TEXTE SOURCE:
Selon Jacques Hogard, « les aspects sécuritaires sont pris très au sérieux depuis de longues années en Algérie, et depuis moins longtemps au Niger ou en Mauritanie. Il faut avouer que c’était moins le cas au Mali ou au Burkina Faso jusqu’à une époque très récente ».

Arlit, le point de bascule

De multiples raisons ont milité pour une prise de conscience du monde des affaires. Tout d’abord la gravité des actes terroristes dans la région. L’enlèvement des Français d’Arlit a sans doute été le point de bascule de cette prise de conscience. Le rapt, en janvier 2011, de deux jeunes Français dans le centre de Niamey, et leur mort pendant la fuite de leurs ravisseurs, a confirmé qu’il n’y avait plus de sanctuaire pour les Français au Sahel.

Le risque juridique a également un impact sur la politique des entreprises. Après l’attentat de 2002 à Karachi, au Pakistan, qui avait coûté la vie à 11 Français, la Direction des constructions navales (DCN), leur employeur, a dû faire face à des plaintes pour manquement à la sécurité.

CONSIGNE A: D'après le texte sur la sécurité au Sahel, pourquoi la Direction des constructions navales a-t-elle dû faire face à des plaintes ?
CONSIGNE B: Recopiez le passage du texte sur la sécurité au Sahel qui commence par « De multiples raisons » et se termine par « Français au Sahel. ».

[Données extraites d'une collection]
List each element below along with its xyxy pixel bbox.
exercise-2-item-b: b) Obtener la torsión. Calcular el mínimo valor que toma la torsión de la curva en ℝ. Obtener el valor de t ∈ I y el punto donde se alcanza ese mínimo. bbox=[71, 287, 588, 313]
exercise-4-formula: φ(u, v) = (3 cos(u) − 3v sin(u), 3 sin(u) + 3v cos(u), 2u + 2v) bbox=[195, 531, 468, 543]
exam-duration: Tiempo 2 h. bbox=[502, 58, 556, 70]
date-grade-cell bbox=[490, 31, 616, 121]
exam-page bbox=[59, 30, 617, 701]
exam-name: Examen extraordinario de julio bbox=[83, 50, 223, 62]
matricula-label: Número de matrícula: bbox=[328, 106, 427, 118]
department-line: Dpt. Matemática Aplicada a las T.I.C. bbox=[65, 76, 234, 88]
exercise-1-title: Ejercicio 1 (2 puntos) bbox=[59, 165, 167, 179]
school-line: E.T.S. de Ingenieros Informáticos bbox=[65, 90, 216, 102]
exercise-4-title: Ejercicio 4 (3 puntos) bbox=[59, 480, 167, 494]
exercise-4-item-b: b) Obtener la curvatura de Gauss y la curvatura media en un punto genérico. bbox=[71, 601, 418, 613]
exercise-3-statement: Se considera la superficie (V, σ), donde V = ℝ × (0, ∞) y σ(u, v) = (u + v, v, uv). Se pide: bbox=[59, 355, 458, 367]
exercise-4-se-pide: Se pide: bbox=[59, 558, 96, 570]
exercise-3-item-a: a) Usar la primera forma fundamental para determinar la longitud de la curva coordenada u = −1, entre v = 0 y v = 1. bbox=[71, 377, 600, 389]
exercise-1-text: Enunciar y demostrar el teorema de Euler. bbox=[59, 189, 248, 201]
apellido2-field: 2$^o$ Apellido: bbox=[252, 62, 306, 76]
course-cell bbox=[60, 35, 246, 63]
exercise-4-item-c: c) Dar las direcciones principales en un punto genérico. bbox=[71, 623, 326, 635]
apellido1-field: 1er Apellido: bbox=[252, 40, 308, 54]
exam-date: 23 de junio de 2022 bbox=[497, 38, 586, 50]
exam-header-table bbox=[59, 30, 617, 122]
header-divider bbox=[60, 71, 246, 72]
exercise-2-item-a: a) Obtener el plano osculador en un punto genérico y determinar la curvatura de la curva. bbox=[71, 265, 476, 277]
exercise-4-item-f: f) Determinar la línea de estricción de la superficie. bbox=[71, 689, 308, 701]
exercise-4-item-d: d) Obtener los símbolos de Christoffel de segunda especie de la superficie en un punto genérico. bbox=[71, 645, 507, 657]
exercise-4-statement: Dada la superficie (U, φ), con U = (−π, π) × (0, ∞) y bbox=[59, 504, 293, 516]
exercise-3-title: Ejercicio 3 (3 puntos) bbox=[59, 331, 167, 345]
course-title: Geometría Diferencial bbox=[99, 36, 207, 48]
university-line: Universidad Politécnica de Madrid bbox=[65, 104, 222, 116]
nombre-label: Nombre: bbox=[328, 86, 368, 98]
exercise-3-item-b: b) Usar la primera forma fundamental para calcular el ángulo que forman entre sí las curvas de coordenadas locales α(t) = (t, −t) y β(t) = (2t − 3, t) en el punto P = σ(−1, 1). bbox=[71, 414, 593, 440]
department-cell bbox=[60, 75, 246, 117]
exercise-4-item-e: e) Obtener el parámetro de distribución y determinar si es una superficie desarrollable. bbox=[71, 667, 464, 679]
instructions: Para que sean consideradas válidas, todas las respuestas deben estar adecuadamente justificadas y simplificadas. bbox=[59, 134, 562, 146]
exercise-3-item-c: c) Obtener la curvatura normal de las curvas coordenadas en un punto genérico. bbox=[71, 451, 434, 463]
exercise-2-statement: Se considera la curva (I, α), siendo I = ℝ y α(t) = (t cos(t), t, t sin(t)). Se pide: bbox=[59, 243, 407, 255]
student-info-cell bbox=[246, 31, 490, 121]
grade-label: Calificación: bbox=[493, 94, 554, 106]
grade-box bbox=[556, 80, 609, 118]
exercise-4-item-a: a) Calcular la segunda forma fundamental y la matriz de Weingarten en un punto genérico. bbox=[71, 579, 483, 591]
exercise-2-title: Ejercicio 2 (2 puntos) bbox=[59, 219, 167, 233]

CORRIGÉ A: L'attentat de 2002 à Karachi, au Pakistan, avait coûté la vie à 11 Français qu'elle employait. Elle a donc été visée par des plaintes pour manquement à la sécurité.

CORRIGÉ B:
De multiples raisons ont milité pour une prise de conscience du monde des affaires. Tout d’abord la gravité des actes terroristes dans la région. L’enlèvement des Français d’Arlit a sans doute été le point de bascule de cette prise de conscience. Le rapt, en janvier 2011, de deux jeunes Français dans le centre de Niamey, et leur mort pendant la fuite de leurs ravisseurs, a confirmé qu’il n’y avait plus de sanctuaire pour les Français au Sahel.